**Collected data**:
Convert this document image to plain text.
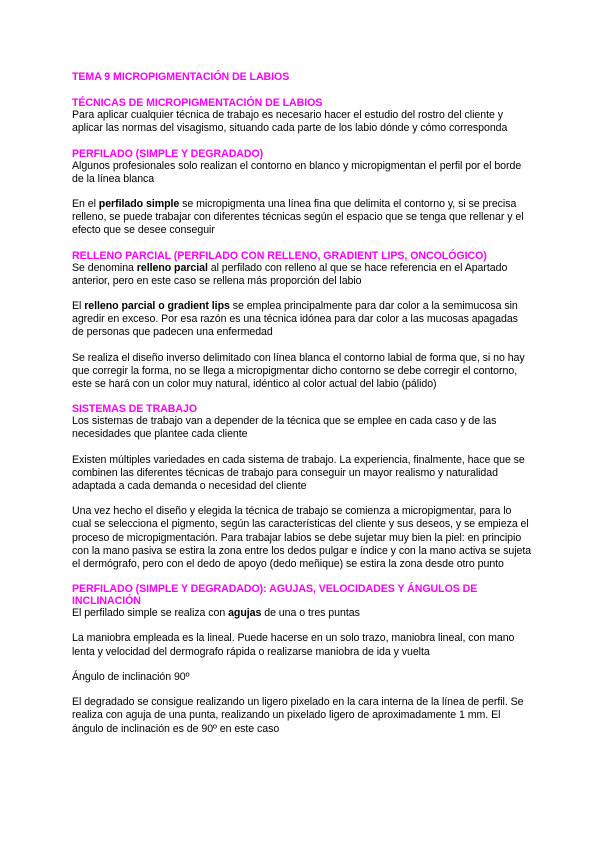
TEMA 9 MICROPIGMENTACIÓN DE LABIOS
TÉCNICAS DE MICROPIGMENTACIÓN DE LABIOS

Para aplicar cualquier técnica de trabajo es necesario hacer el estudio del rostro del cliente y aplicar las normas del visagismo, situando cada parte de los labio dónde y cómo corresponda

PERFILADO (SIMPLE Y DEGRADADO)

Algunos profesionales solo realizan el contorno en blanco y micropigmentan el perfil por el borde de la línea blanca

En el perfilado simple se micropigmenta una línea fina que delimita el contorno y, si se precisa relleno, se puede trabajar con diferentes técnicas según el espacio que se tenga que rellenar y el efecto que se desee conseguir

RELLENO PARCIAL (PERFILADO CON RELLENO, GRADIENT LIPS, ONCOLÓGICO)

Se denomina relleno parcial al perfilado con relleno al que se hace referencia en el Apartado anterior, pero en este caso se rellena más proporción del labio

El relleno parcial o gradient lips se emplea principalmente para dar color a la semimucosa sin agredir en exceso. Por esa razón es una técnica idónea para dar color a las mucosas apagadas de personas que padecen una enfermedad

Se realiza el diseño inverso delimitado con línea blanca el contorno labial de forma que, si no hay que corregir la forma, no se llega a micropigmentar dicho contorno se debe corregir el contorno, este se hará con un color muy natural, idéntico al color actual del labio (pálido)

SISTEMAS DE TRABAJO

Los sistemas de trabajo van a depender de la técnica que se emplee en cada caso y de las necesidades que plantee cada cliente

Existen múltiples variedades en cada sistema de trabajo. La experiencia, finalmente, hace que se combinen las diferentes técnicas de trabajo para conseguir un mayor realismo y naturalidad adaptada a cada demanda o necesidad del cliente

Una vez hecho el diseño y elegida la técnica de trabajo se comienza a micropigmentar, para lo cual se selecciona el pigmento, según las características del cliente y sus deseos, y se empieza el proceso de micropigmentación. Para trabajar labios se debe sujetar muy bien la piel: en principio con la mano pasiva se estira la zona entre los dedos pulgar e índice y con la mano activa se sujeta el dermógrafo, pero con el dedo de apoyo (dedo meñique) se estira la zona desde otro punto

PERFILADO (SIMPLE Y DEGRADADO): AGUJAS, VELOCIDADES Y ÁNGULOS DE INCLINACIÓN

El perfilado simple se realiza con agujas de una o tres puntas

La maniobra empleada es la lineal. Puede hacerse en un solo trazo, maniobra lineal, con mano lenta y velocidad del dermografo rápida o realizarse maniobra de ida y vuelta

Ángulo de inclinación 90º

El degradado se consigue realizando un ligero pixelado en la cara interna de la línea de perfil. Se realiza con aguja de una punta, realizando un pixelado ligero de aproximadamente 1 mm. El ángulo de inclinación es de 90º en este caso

**Written instruction**:
Repeat the material above in full and unchanged, minus its images.

**Response**:
Convert this document image to plain text.
TEMA 9 MICROPIGMENTACIÓN DE LABIOS
TÉCNICAS DE MICROPIGMENTACIÓN DE LABIOS

Para aplicar cualquier técnica de trabajo es necesario hacer el estudio del rostro del cliente y aplicar las normas del visagismo, situando cada parte de los labio dónde y cómo corresponda

PERFILADO (SIMPLE Y DEGRADADO)

Algunos profesionales solo realizan el contorno en blanco y micropigmentan el perfil por el borde de la línea blanca

En el perfilado simple se micropigmenta una línea fina que delimita el contorno y, si se precisa relleno, se puede trabajar con diferentes técnicas según el espacio que se tenga que rellenar y el efecto que se desee conseguir

RELLENO PARCIAL (PERFILADO CON RELLENO, GRADIENT LIPS, ONCOLÓGICO)

Se denomina relleno parcial al perfilado con relleno al que se hace referencia en el Apartado anterior, pero en este caso se rellena más proporción del labio

El relleno parcial o gradient lips se emplea principalmente para dar color a la semimucosa sin agredir en exceso. Por esa razón es una técnica idónea para dar color a las mucosas apagadas de personas que padecen una enfermedad

Se realiza el diseño inverso delimitado con línea blanca el contorno labial de forma que, si no hay que corregir la forma, no se llega a micropigmentar dicho contorno se debe corregir el contorno, este se hará con un color muy natural, idéntico al color actual del labio (pálido)

SISTEMAS DE TRABAJO

Los sistemas de trabajo van a depender de la técnica que se emplee en cada caso y de las necesidades que plantee cada cliente

Existen múltiples variedades en cada sistema de trabajo. La experiencia, finalmente, hace que se combinen las diferentes técnicas de trabajo para conseguir un mayor realismo y naturalidad adaptada a cada demanda o necesidad del cliente

Una vez hecho el diseño y elegida la técnica de trabajo se comienza a micropigmentar, para lo cual se selecciona el pigmento, según las características del cliente y sus deseos, y se empieza el proceso de micropigmentación. Para trabajar labios se debe sujetar muy bien la piel: en principio con la mano pasiva se estira la zona entre los dedos pulgar e índice y con la mano activa se sujeta el dermógrafo, pero con el dedo de apoyo (dedo meñique) se estira la zona desde otro punto

PERFILADO (SIMPLE Y DEGRADADO): AGUJAS, VELOCIDADES Y ÁNGULOS DE INCLINACIÓN

El perfilado simple se realiza con agujas de una o tres puntas

La maniobra empleada es la lineal. Puede hacerse en un solo trazo, maniobra lineal, con mano lenta y velocidad del dermografo rápida o realizarse maniobra de ida y vuelta

Ángulo de inclinación 90º

El degradado se consigue realizando un ligero pixelado en la cara interna de la línea de perfil. Se realiza con aguja de una punta, realizando un pixelado ligero de aproximadamente 1 mm. El ángulo de inclinación es de 90º en este caso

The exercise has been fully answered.